基督教独立学園を訪ねて
山形県西置賜郡小国町叶水


「読書が出来るようになれば半分教育が出来たことになります。読書によっていくらでも勉強できます。読む本ですが、ベストセラー等読ませる必要ありません。十年たっても尚読まれる本はよい本です。五十年たっても読まれる本は尚よい本です。百年たっても尚読まれる本は尚よい本です。」(原文のまま)

 教育での読書について、私は鈴木校長におたずねした。そのときの教示の一部である。鈴木弼美(すけよし)先生は山形県西置賜(にしおきたま)郡小国町叶水―中条町(現在は胎内市)より東東南、三十六キロ―にある私立基督教独立学園高等学校の校長先生である。

 私が同校を知ったのは日本経済新聞(昭和五十九年十月十五日)のコラムである。「この学校独自の科目に『聖書』と『読書』がある」との記事から、先生に手紙を書き、冒頭の教示をいただいた。

    校 門 が な い

 私が勤めていた会社(クラレ株式会社)で、社員の研修を担当していた時のことである。新潟県中条工場で、研修所第一期生フォロー教育の一つとしての課題レポート発表会と第二期生巡回指導が終わった翌日、昭和六十年三月十四日、総務部の中野栄三君が運転するスノータイアの自動車で同校を訪ねた。

 中条より東北十六キロ関川村は屋根や道以外は雪のなかにあった。荒川沿いに百三十号線を行く。「この先なだれ通行注意」の標識を五十キロの速度で走り抜ける。荒川の清流と雪におおわれた景色は瀬戸内にそだち、住む私をたんのうさせてくれる。「雲母」という珍しい地名標が立っている。「きら」と読むのだと教えられる。トンネルを三つ、四つと越える。中条から四十五分で赤芝峡をぬけて小国町に入る。小雪が降っている。役場に行き、パンフレットをいただいているときに掲示板をみる。人口一二、二五六人。積雪量一六六センチやはり豪雪地帯だ。職員に学校への道を聞き出発。雪のなか時折、道をたずねて走る。ついにわからなくなる。町はずれでたずねると、学校の近くまで自動車で約七~八キロ先導案内してくれる。その親切さに気質風土をおもい、感謝!。荒川・横川の上流滝川の近くに建つ学校につく。ここまでの自動車道路は完全に除雪されていた。走行距離六十五キロであった。

============================================================

• 課題 1
本文について次の問いに答えよ。
(a) 鈴木弼美先生が校長を務める学校の名称は何か。
(b) 筆者が同校を知るきっかけとなったコラムは、どの新聞に載っていたか。
(c) 小国町の役場の掲示板に示されていた積雪量はいくらか。

• 保存済みの行
============================================================

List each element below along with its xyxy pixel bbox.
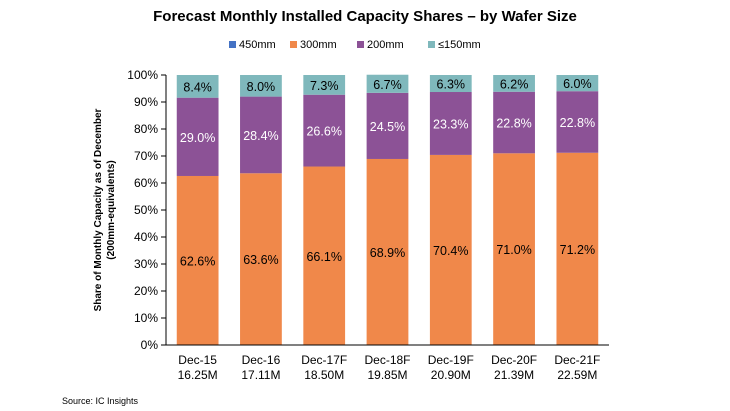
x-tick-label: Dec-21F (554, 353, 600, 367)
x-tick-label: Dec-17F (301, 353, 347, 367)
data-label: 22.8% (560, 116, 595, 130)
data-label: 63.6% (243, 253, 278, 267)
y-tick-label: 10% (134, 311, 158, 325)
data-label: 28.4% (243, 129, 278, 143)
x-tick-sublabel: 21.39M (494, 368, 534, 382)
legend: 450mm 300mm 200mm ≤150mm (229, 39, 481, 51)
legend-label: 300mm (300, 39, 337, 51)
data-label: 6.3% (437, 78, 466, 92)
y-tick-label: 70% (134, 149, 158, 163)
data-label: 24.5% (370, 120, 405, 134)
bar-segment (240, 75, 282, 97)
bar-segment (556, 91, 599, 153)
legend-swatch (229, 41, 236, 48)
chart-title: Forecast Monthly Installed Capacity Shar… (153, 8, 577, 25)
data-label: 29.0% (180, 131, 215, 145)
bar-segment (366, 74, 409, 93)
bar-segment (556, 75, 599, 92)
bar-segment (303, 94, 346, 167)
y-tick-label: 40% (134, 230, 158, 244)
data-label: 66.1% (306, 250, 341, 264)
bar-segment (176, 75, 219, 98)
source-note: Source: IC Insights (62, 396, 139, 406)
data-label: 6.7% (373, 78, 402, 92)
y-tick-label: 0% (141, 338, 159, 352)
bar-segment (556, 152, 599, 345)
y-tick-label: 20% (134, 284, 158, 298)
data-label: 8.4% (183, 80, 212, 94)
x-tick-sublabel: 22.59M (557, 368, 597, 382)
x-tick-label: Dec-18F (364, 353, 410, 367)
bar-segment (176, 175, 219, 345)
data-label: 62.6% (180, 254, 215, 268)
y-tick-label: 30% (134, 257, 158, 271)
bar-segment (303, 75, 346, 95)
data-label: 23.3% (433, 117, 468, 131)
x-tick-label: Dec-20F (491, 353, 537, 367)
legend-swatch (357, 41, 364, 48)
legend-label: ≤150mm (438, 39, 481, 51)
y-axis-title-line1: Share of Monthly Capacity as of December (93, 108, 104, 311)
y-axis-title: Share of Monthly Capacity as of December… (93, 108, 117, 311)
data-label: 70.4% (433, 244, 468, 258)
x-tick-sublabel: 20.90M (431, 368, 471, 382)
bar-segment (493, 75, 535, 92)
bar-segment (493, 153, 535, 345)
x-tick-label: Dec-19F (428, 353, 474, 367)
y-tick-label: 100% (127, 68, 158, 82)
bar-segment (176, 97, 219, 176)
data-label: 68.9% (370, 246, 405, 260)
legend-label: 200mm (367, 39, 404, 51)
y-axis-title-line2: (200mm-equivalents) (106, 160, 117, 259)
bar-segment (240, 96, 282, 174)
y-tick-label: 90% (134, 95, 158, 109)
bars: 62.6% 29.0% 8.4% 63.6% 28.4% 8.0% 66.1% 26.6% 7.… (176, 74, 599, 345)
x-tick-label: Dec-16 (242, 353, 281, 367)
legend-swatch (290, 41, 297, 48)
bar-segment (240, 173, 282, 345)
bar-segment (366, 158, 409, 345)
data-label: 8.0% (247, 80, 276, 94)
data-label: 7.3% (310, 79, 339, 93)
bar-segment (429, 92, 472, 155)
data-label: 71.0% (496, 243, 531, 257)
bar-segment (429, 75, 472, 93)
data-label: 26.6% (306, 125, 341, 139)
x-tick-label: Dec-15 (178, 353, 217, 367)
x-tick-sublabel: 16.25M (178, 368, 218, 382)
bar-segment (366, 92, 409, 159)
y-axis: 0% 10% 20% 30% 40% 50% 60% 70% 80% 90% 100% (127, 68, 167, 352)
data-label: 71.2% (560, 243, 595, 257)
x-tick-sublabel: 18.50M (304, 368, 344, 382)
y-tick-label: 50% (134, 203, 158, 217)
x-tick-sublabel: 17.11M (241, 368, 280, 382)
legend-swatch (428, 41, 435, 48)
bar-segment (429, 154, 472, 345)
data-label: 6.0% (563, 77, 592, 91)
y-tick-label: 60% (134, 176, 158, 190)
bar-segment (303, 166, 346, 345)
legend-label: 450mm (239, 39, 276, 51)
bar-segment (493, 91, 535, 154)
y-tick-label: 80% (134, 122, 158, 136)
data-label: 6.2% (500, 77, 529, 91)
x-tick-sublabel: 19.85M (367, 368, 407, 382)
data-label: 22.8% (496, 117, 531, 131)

============================================================

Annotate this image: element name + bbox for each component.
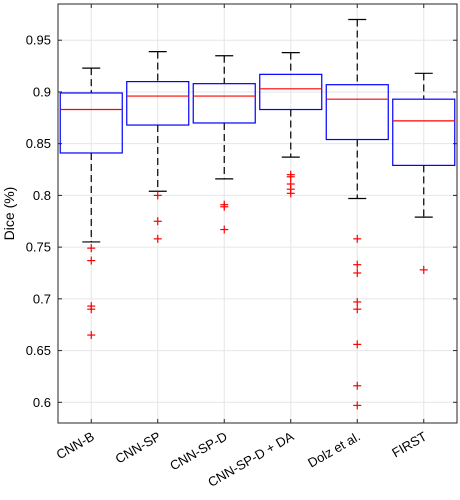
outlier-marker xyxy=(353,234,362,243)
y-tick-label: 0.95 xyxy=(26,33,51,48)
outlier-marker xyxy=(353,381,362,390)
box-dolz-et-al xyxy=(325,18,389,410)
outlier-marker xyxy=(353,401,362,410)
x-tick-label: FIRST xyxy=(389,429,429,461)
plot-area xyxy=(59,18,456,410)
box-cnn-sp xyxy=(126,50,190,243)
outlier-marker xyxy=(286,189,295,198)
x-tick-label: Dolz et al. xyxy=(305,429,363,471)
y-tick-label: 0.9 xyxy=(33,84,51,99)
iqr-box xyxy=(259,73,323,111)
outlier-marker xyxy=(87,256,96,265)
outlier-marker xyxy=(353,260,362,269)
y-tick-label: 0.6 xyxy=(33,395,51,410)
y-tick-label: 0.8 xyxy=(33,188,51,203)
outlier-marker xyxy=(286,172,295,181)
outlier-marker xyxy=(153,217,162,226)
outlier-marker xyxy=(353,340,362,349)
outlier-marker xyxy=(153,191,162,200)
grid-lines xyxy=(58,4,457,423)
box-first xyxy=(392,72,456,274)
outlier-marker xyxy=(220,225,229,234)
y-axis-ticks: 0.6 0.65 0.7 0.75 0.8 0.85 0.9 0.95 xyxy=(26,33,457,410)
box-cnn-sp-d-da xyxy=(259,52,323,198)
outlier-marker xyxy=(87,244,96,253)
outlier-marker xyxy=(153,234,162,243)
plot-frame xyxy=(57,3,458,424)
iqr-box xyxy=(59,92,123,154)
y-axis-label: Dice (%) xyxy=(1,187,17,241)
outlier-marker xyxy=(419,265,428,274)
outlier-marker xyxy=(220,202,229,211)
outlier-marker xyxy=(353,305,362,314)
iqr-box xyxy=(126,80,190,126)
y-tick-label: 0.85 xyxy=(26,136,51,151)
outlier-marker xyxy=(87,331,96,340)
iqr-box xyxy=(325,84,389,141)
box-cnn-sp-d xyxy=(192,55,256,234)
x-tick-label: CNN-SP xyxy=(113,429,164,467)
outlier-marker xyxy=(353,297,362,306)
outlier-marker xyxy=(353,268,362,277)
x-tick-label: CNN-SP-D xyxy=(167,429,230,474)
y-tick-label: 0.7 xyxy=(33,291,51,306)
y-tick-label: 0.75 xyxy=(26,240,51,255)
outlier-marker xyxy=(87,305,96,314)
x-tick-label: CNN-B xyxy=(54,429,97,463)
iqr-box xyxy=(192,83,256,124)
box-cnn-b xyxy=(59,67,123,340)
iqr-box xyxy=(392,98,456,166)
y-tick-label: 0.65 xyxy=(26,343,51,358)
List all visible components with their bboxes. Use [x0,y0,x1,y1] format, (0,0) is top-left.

============================================================

• 課題 2
保存済みの行のうち、「outlier-marker xyxy=(353,234,362,243)」を含む行から「List all visible」を含む行までを、1行につき1つの文字列として JSON リストの形に並べよ。空行は除くこと。

• 最終回答 1
(a) 私立基督教独立学園高等学校
(b) 日本経済新聞（昭和五十九年十月十五日）
(c) 一六六センチ

• 最終回答 2
[
  "outlier-marker xyxy=(353,234,362,243)",
  "y-tick-label: 0.95 xyxy=(26,33,51,48)",
  "outlier-marker xyxy=(353,381,362,390)",
  "box-dolz-et-al xyxy=(325,18,389,410)",
  "outlier-marker xyxy=(353,401,362,410)",
  "x-tick-label: FIRST xyxy=(389,429,429,461)",
  "plot-area xyxy=(59,18,456,410)",
  "box-cnn-sp xyxy=(126,50,190,243)",
  "outlier-marker xyxy=(286,189,295,198)",
  "x-tick-label: Dolz et al. xyxy=(305,429,363,471)",
  "y-tick-label: 0.9 xyxy=(33,84,51,99)",
  "iqr-box xyxy=(259,73,323,111)",
  "outlier-marker xyxy=(87,256,96,265)",
  "outlier-marker xyxy=(353,260,362,269)",
  "y-tick-label: 0.6 xyxy=(33,395,51,410)",
  "y-tick-label: 0.8 xyxy=(33,188,51,203)",
  "outlier-marker xyxy=(286,172,295,181)",
  "outlier-marker xyxy=(153,217,162,226)",
  "outlier-marker xyxy=(353,340,362,349)",
  "outlier-marker xyxy=(153,191,162,200)",
  "grid-lines xyxy=(58,4,457,423)",
  "box-first xyxy=(392,72,456,274)",
  "outlier-marker xyxy=(220,225,229,234)",
  "y-axis-ticks: 0.6 0.65 0.7 0.75 0.8 0.85 0.9 0.95 xyxy=(26,33,457,410)",
  "box-cnn-sp-d-da xyxy=(259,52,323,198)",
  "outlier-marker xyxy=(87,244,96,253)",
  "outlier-marker xyxy=(153,234,162,243)",
  "plot-frame xyxy=(57,3,458,424)",
  "iqr-box xyxy=(59,92,123,154)",
  "y-axis-label: Dice (%) xyxy=(1,187,17,241)",
  "outlier-marker xyxy=(419,265,428,274)",
  "outlier-marker xyxy=(220,202,229,211)",
  "outlier-marker xyxy=(353,305,362,314)",
  "iqr-box xyxy=(126,80,190,126)",
  "y-tick-label: 0.85 xyxy=(26,136,51,151)",
  "outlier-marker xyxy=(87,331,96,340)",
  "iqr-box xyxy=(325,84,389,141)",
  "box-cnn-sp-d xyxy=(192,55,256,234)",
  "x-tick-label: CNN-SP xyxy=(113,429,164,467)",
  "outlier-marker xyxy=(353,297,362,306)",
  "outlier-marker xyxy=(353,268,362,277)",
  "x-tick-label: CNN-SP-D xyxy=(167,429,230,474)",
  "y-tick-label: 0.7 xyxy=(33,291,51,306)",
  "y-tick-label: 0.75 xyxy=(26,240,51,255)",
  "outlier-marker xyxy=(87,305,96,314)",
  "x-tick-label: CNN-B xyxy=(54,429,97,463)",
  "iqr-box xyxy=(192,83,256,124)",
  "box-cnn-b xyxy=(59,67,123,340)",
  "iqr-box xyxy=(392,98,456,166)",
  "y-tick-label: 0.65 xyxy=(26,343,51,358)",
  "List all visible components with their bboxes. Use [x0,y0,x1,y1] format, (0,0) is top-left."
]